* **Work instructions**
**1)** Please translate this sentence from the Red Papers 5 excerpt into Spanish: "It should also go without saying that the development of an oppressed nation is bound to be retarded and deformed; that, specifically, the capitalist class and capitalist relations of production within that oppressed nation are restricted in their development."
**2)** Write the next part of the Red Papers 5 excerpt, starting right after its last sentence.
## BEGIN Excerpted passage
Red Papers 5: National Liberation and Proletarian Revolution in the U.S.


THE BLACK NATION: A NATION OF A NEW TYPE

In answering this argument, let’s examine the selections from Stalin’s writings that are most frequently cited in support of it:

A nation is a historically. constituted, stable community of people, formed on the basis of a common language, territory, economic life, and psychological make-up manifested in a common culture. (Emphasis Stalin’s.)... It goes without saying that a nation, like every other historical phenomenon, is subject to the law of change, has its history, its beginning and end ... A nation is not merely an historical category but an historical category belonging to a definite epoch, the epoch of rising capitalism. (Stalin, ibid., pp. 307, 313.)

It should also go without saying that the development of an oppressed nation is bound to be retarded and deformed; that, specifically, the capitalist class and capitalist relations of production within that oppressed nation are restricted in their development.
## END Excerpted passage
## BEGIN Dataset excerpt
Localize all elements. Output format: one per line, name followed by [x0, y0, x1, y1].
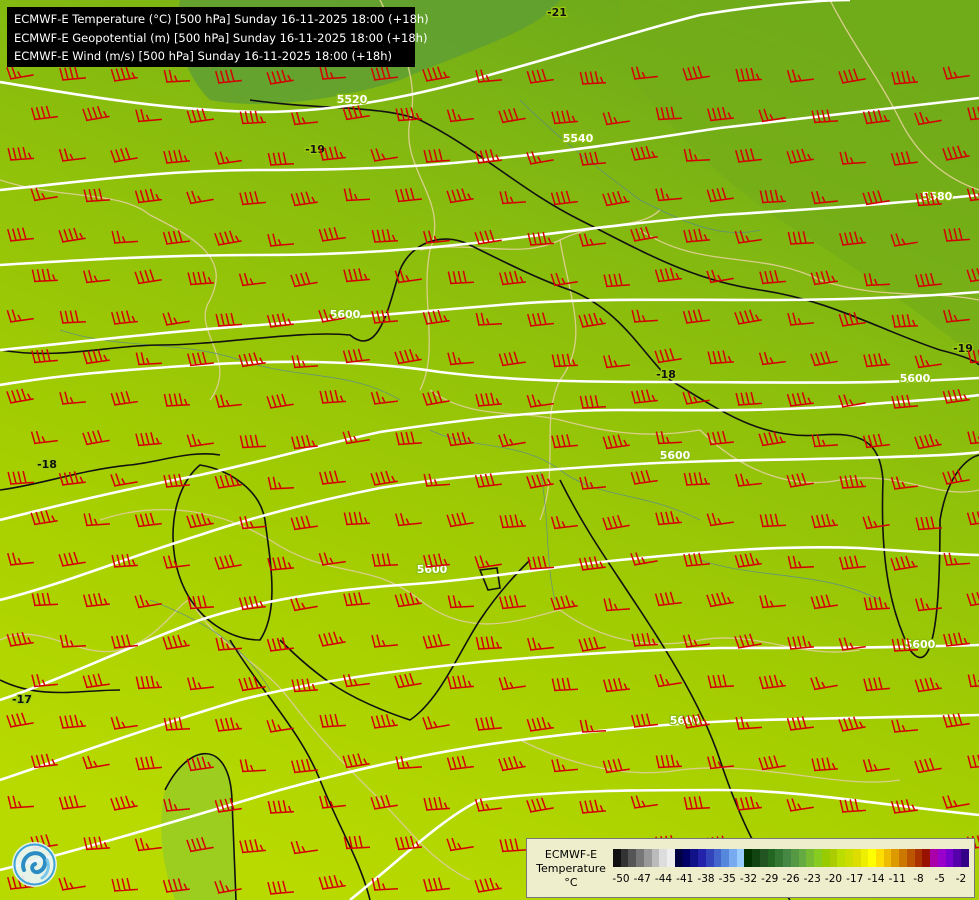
## END Dataset excerpt
* **Exercise responses**
**1)** También debería ser evidente que el desarrollo de una nación oprimida está destinado a verse retrasado y deformado; que, concretamente, la clase capitalista y las relaciones capitalistas de producción dentro de esa nación oprimida están limitadas en su desarrollo.

**2)**
But is Stalin’s Marxism and the National Question the last word on the development of the national question? Not according to Stalin himself. In Foundations of Leninism (April, 1924), Stalin emphasizes the fundamental changes that have been brought about in the national question by the First World War, the October Revolution in Russia, and the wave of national liberation movements that swept through the colonial countries in the wake of the War and the Russian Revolution:

During the last two decades the national question has undergone a number of very important changes. The national question in the period of the Second International and the national question in the period of Leninism are far from being the same thing . . . Formerly the national question was usually confined to a narrow circle of questions, concerning primarily ’civilized’ nationalities. . . (through the victory of the October Revolution and the influence of Leninism) the national question was thereby transformed from a particular and internal state problem into a general and international problem, into a world problem of emancipating the oppressed peoples in the dependent countries and colonies from the yoke of imperialism. (Stalin, Foundations of Leninism, p. 71, “The National Question.”)

Since the great majority of the people of the dependent countries and colonies were peasants, Stalin also insisted that, more than ever, “in essence, the national question is a peasant question.” (Stalin, “Concerning the National Question in Yugoslavia,” Vol. 7 , p. 72.)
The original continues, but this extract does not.